* Stated exercise
Reproduce every one of the rows below verbatim, omitting the picture placeholders from your output.

* Data listing

'''

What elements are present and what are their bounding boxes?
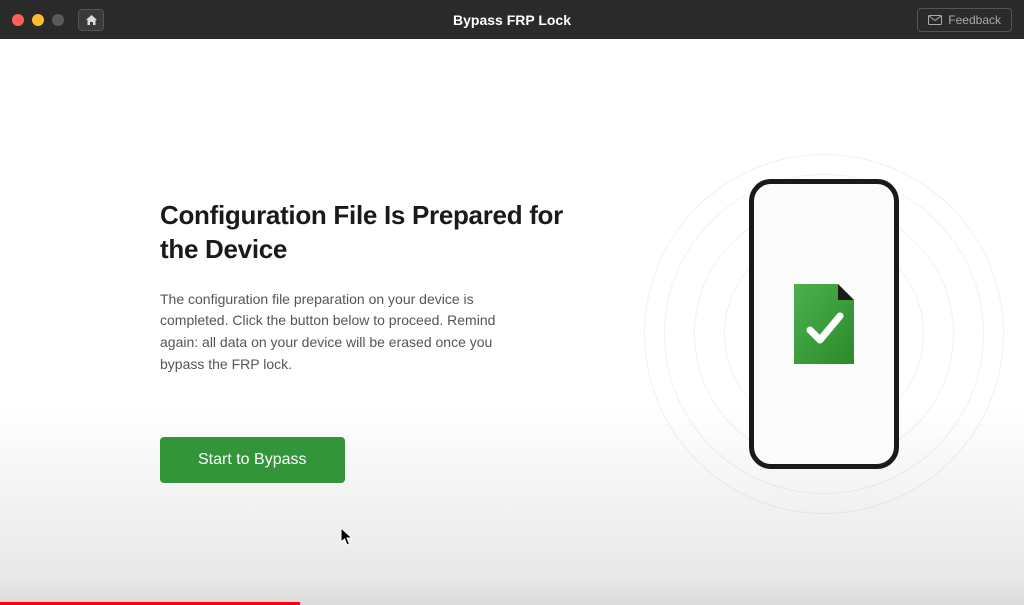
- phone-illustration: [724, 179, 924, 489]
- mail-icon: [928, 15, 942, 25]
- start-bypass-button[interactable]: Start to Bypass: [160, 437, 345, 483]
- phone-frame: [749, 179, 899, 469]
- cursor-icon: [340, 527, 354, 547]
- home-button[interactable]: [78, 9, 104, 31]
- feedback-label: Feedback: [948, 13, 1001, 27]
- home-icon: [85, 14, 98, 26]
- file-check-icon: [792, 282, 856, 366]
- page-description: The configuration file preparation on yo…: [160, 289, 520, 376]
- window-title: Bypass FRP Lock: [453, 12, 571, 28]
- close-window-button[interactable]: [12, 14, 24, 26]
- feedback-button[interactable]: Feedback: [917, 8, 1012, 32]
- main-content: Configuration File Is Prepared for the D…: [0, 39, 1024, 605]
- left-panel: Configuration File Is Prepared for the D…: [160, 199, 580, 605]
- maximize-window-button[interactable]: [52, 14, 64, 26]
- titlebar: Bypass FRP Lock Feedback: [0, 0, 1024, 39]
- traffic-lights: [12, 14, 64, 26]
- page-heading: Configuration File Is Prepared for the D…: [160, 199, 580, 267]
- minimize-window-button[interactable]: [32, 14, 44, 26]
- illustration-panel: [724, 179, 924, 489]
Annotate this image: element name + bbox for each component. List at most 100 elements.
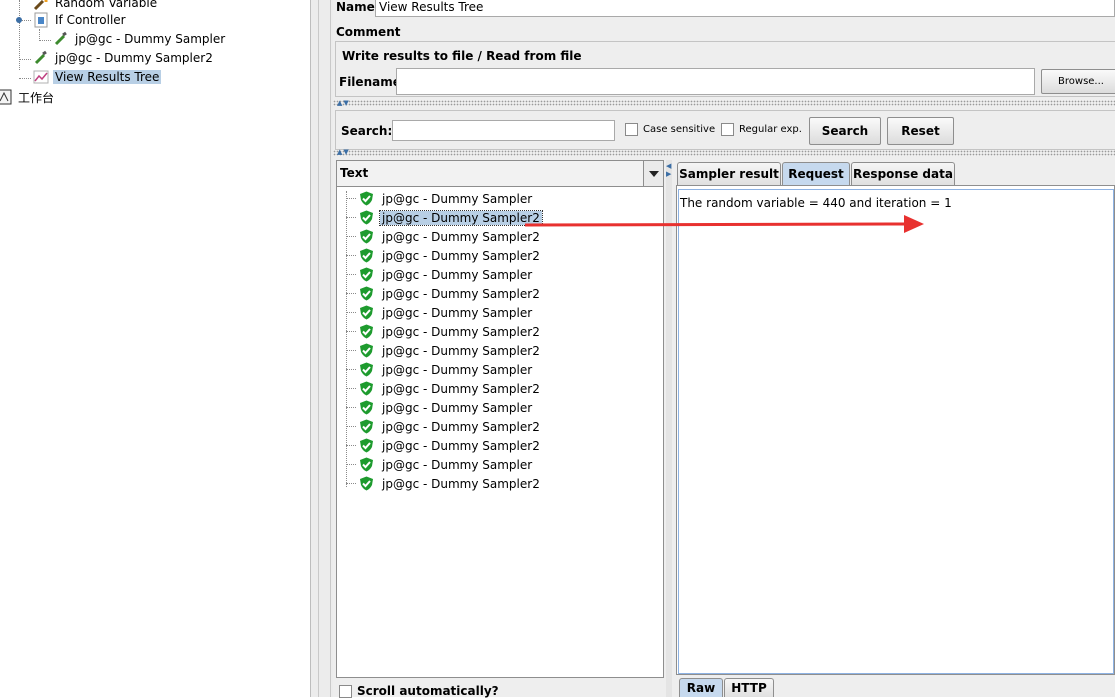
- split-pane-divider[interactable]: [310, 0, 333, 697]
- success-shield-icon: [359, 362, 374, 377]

'''

* Completed exercise
What elements are present and what are their bounding boxes?
- phone-illustration: [724, 179, 924, 489]
- mail-icon: [928, 15, 942, 25]
- start-bypass-button[interactable]: Start to Bypass: [160, 437, 345, 483]
- phone-frame: [749, 179, 899, 469]
- cursor-icon: [340, 527, 354, 547]
- home-button[interactable]: [78, 9, 104, 31]
- feedback-label: Feedback: [948, 13, 1001, 27]
- home-icon: [85, 14, 98, 26]
- file-check-icon: [792, 282, 856, 366]
- page-description: The configuration file preparation on yo…: [160, 289, 520, 376]
- window-title: Bypass FRP Lock: [453, 12, 571, 28]
- close-window-button[interactable]: [12, 14, 24, 26]
- feedback-button[interactable]: Feedback: [917, 8, 1012, 32]
- main-content: Configuration File Is Prepared for the D…: [0, 39, 1024, 605]
- left-panel: Configuration File Is Prepared for the D…: [160, 199, 580, 605]
- maximize-window-button[interactable]: [52, 14, 64, 26]
- titlebar: Bypass FRP Lock Feedback: [0, 0, 1024, 39]
- traffic-lights: [12, 14, 64, 26]
- page-heading: Configuration File Is Prepared for the D…: [160, 199, 580, 267]
- minimize-window-button[interactable]: [32, 14, 44, 26]
- illustration-panel: [724, 179, 924, 489]
Annotate this image: element name + bbox for each component. List at most 100 elements.
- split-pane-divider[interactable]: [310, 0, 333, 697]
- success-shield-icon: [359, 362, 374, 377]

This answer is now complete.